>> BEGIN Task inputs
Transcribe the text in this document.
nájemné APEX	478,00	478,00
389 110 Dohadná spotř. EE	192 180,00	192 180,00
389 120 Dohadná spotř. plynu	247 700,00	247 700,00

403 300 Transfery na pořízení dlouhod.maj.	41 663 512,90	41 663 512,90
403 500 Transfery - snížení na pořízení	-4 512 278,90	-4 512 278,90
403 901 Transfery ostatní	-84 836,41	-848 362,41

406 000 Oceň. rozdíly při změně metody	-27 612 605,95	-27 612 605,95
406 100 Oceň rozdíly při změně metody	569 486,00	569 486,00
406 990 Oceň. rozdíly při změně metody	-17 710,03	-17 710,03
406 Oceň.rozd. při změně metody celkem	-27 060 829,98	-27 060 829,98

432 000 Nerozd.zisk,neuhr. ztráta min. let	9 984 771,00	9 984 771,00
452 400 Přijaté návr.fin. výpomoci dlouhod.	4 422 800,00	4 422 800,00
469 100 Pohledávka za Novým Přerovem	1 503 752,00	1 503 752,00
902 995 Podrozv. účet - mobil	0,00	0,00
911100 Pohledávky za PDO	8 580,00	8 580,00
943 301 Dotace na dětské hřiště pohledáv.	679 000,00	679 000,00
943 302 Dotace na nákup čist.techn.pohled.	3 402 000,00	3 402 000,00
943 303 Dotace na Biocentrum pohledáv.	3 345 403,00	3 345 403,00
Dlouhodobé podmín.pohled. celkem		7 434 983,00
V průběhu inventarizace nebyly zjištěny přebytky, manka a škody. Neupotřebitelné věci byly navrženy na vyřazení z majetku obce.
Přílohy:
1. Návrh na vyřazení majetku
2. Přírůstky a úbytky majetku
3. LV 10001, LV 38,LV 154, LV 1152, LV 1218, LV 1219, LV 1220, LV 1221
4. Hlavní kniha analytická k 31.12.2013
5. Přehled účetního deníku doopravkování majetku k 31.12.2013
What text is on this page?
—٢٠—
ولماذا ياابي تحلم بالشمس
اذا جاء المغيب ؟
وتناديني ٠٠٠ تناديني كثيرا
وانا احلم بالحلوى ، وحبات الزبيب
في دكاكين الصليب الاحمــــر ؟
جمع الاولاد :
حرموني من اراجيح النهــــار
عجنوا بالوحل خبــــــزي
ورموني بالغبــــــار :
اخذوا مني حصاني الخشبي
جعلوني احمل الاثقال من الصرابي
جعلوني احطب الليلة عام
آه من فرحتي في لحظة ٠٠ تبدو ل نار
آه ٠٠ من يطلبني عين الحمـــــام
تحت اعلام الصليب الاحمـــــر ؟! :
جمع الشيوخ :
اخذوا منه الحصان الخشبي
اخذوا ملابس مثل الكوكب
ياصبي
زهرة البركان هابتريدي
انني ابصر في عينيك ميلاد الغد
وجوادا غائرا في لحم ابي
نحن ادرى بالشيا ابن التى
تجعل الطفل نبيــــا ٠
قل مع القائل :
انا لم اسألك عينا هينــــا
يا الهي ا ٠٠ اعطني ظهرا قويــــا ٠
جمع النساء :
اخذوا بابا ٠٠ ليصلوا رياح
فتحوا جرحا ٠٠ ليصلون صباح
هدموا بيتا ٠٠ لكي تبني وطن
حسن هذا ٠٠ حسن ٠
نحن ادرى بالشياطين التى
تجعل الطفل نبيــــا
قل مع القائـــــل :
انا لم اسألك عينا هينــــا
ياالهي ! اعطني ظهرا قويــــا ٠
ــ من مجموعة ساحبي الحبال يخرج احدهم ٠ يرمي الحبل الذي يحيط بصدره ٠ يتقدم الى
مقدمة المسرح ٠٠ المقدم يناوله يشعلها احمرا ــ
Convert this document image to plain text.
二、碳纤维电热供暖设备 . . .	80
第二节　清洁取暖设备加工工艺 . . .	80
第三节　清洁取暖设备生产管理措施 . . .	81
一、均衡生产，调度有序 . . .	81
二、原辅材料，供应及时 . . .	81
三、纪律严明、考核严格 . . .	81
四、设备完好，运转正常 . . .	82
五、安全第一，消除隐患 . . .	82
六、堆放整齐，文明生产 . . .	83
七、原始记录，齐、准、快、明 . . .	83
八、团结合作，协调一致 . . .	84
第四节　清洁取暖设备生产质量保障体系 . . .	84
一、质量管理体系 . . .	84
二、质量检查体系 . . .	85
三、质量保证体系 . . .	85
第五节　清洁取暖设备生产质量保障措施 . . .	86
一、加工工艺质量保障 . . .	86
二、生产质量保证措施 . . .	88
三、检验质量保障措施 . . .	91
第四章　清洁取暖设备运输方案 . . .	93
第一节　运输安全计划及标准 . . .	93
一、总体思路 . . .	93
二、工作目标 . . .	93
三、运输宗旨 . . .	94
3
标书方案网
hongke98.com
>> END Task inputs
▶ Requirements: Print every record exactly as it was given.

▶ Exercise response:
Transcribe the text in this document.
nájemné APEX	478,00	478,00
389 110 Dohadná spotř. EE	192 180,00	192 180,00
389 120 Dohadná spotř. plynu	247 700,00	247 700,00

403 300 Transfery na pořízení dlouhod.maj.	41 663 512,90	41 663 512,90
403 500 Transfery - snížení na pořízení	-4 512 278,90	-4 512 278,90
403 901 Transfery ostatní	-84 836,41	-848 362,41

406 000 Oceň. rozdíly při změně metody	-27 612 605,95	-27 612 605,95
406 100 Oceň rozdíly při změně metody	569 486,00	569 486,00
406 990 Oceň. rozdíly při změně metody	-17 710,03	-17 710,03
406 Oceň.rozd. při změně metody celkem	-27 060 829,98	-27 060 829,98

432 000 Nerozd.zisk,neuhr. ztráta min. let	9 984 771,00	9 984 771,00
452 400 Přijaté návr.fin. výpomoci dlouhod.	4 422 800,00	4 422 800,00
469 100 Pohledávka za Novým Přerovem	1 503 752,00	1 503 752,00
902 995 Podrozv. účet - mobil	0,00	0,00
911100 Pohledávky za PDO	8 580,00	8 580,00
943 301 Dotace na dětské hřiště pohledáv.	679 000,00	679 000,00
943 302 Dotace na nákup čist.techn.pohled.	3 402 000,00	3 402 000,00
943 303 Dotace na Biocentrum pohledáv.	3 345 403,00	3 345 403,00
Dlouhodobé podmín.pohled. celkem		7 434 983,00
V průběhu inventarizace nebyly zjištěny přebytky, manka a škody. Neupotřebitelné věci byly navrženy na vyřazení z majetku obce.
Přílohy:
1. Návrh na vyřazení majetku
2. Přírůstky a úbytky majetku
3. LV 10001, LV 38,LV 154, LV 1152, LV 1218, LV 1219, LV 1220, LV 1221
4. Hlavní kniha analytická k 31.12.2013
5. Přehled účetního deníku doopravkování majetku k 31.12.2013
What text is on this page?
—٢٠—
ولماذا ياابي تحلم بالشمس
اذا جاء المغيب ؟
وتناديني ٠٠٠ تناديني كثيرا
وانا احلم بالحلوى ، وحبات الزبيب
في دكاكين الصليب الاحمــــر ؟
جمع الاولاد :
حرموني من اراجيح النهــــار
عجنوا بالوحل خبــــــزي
ورموني بالغبــــــار :
اخذوا مني حصاني الخشبي
جعلوني احمل الاثقال من الصرابي
جعلوني احطب الليلة عام
آه من فرحتي في لحظة ٠٠ تبدو ل نار
آه ٠٠ من يطلبني عين الحمـــــام
تحت اعلام الصليب الاحمـــــر ؟! :
جمع الشيوخ :
اخذوا منه الحصان الخشبي
اخذوا ملابس مثل الكوكب
ياصبي
زهرة البركان هابتريدي
انني ابصر في عينيك ميلاد الغد
وجوادا غائرا في لحم ابي
نحن ادرى بالشيا ابن التى
تجعل الطفل نبيــــا ٠
قل مع القائل :
انا لم اسألك عينا هينــــا
يا الهي ا ٠٠ اعطني ظهرا قويــــا ٠
جمع النساء :
اخذوا بابا ٠٠ ليصلوا رياح
فتحوا جرحا ٠٠ ليصلون صباح
هدموا بيتا ٠٠ لكي تبني وطن
حسن هذا ٠٠ حسن ٠
نحن ادرى بالشياطين التى
تجعل الطفل نبيــــا
قل مع القائـــــل :
انا لم اسألك عينا هينــــا
ياالهي ! اعطني ظهرا قويــــا ٠
ــ من مجموعة ساحبي الحبال يخرج احدهم ٠ يرمي الحبل الذي يحيط بصدره ٠ يتقدم الى
مقدمة المسرح ٠٠ المقدم يناوله يشعلها احمرا ــ
Convert this document image to plain text.
二、碳纤维电热供暖设备 . . .	80
第二节　清洁取暖设备加工工艺 . . .	80
第三节　清洁取暖设备生产管理措施 . . .	81
一、均衡生产，调度有序 . . .	81
二、原辅材料，供应及时 . . .	81
三、纪律严明、考核严格 . . .	81
四、设备完好，运转正常 . . .	82
五、安全第一，消除隐患 . . .	82
六、堆放整齐，文明生产 . . .	83
七、原始记录，齐、准、快、明 . . .	83
八、团结合作，协调一致 . . .	84
第四节　清洁取暖设备生产质量保障体系 . . .	84
一、质量管理体系 . . .	84
二、质量检查体系 . . .	85
三、质量保证体系 . . .	85
第五节　清洁取暖设备生产质量保障措施 . . .	86
一、加工工艺质量保障 . . .	86
二、生产质量保证措施 . . .	88
三、检验质量保障措施 . . .	91
第四章　清洁取暖设备运输方案 . . .	93
第一节　运输安全计划及标准 . . .	93
一、总体思路 . . .	93
二、工作目标 . . .	93
三、运输宗旨 . . .	94
3
标书方案网
hongke98.com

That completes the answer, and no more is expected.